[TASK BRIEF]: List all lines in the material below that contain "ſecond".
========
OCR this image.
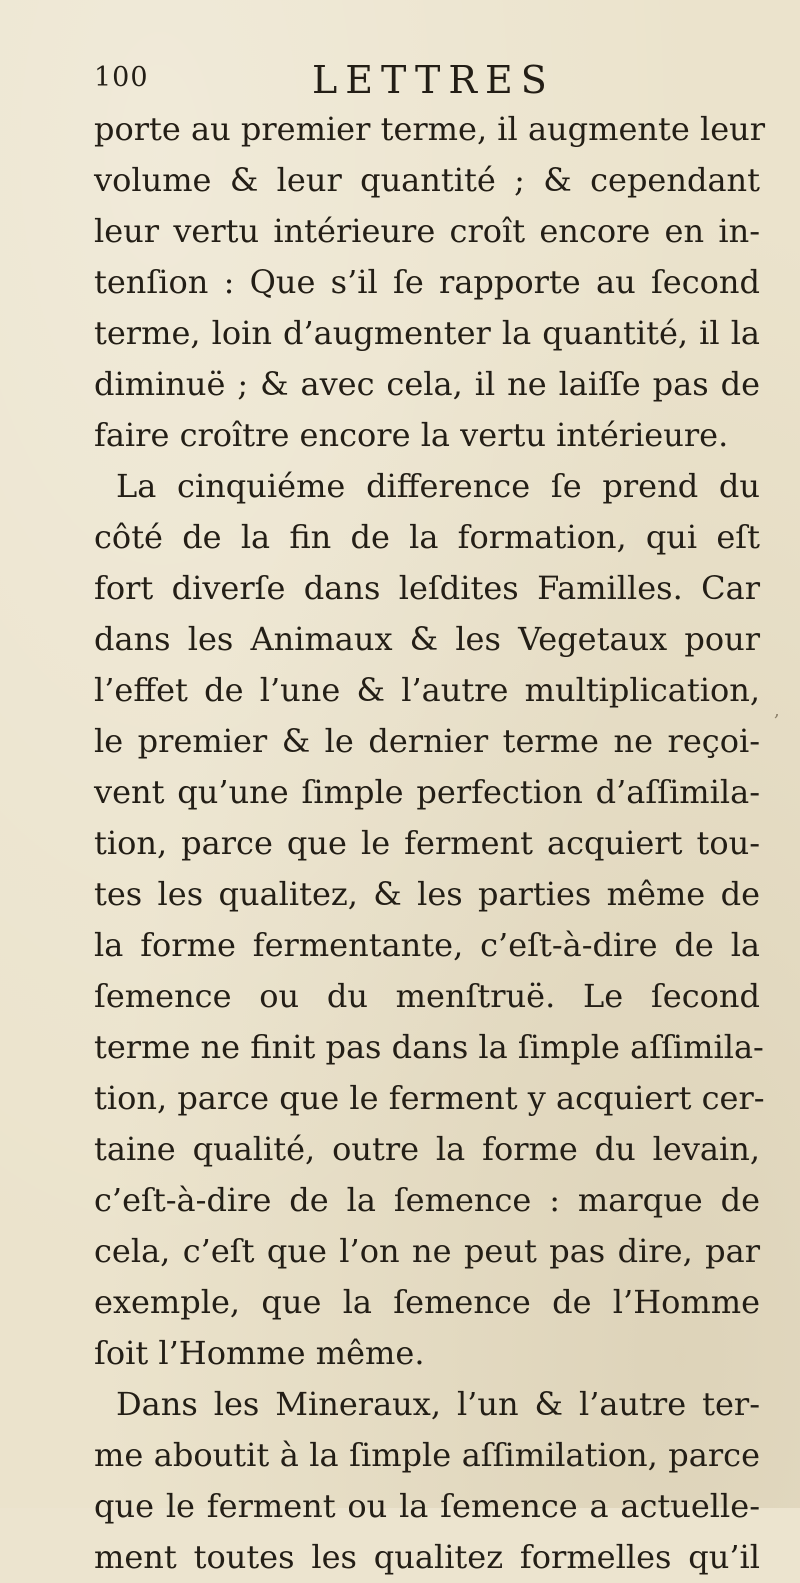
100	LETTRES
porte au premier terme, il augmente leur
volume & leur quantité ; & cependant
leur vertu intérieure croît encore en in-
tenſion : Que s’il ſe rapporte au ſecond
terme, loin d’augmenter la quantité, il la
diminuë ; & avec cela, il ne laiſſe pas de
faire croître encore la vertu intérieure.
La cinquiéme difference ſe prend du
côté de la fin de la formation, qui eſt
fort diverſe dans leſdites Familles. Car
dans les Animaux & les Vegetaux pour
l’effet de l’une & l’autre multiplication,
le premier & le dernier terme ne reçoi-
vent qu’une ſimple perfection d’aſſimila-
tion, parce que le ferment acquiert tou-
tes les qualitez, & les parties même de
la forme fermentante, c’eſt-à-dire de la
ſemence ou du menſtruë. Le ſecond
terme ne finit pas dans la ſimple aſſimila-
tion, parce que le ferment y acquiert cer-
taine qualité, outre la forme du levain,
c’eſt-à-dire de la ſemence : marque de
cela, c’eſt que l’on ne peut pas dire, par
exemple, que la ſemence de l’Homme
ſoit l’Homme même.
Dans les Mineraux, l’un & l’autre ter-
me aboutit à la ſimple aſſimilation, parce
que le ferment ou la ſemence a actuelle-
ment toutes les qualitez formelles qu’il
,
========
[WRITTEN ANSWER]:
tenſion : Que s’il ſe rapporte au ſecond
ſemence ou du menſtruë. Le ſecond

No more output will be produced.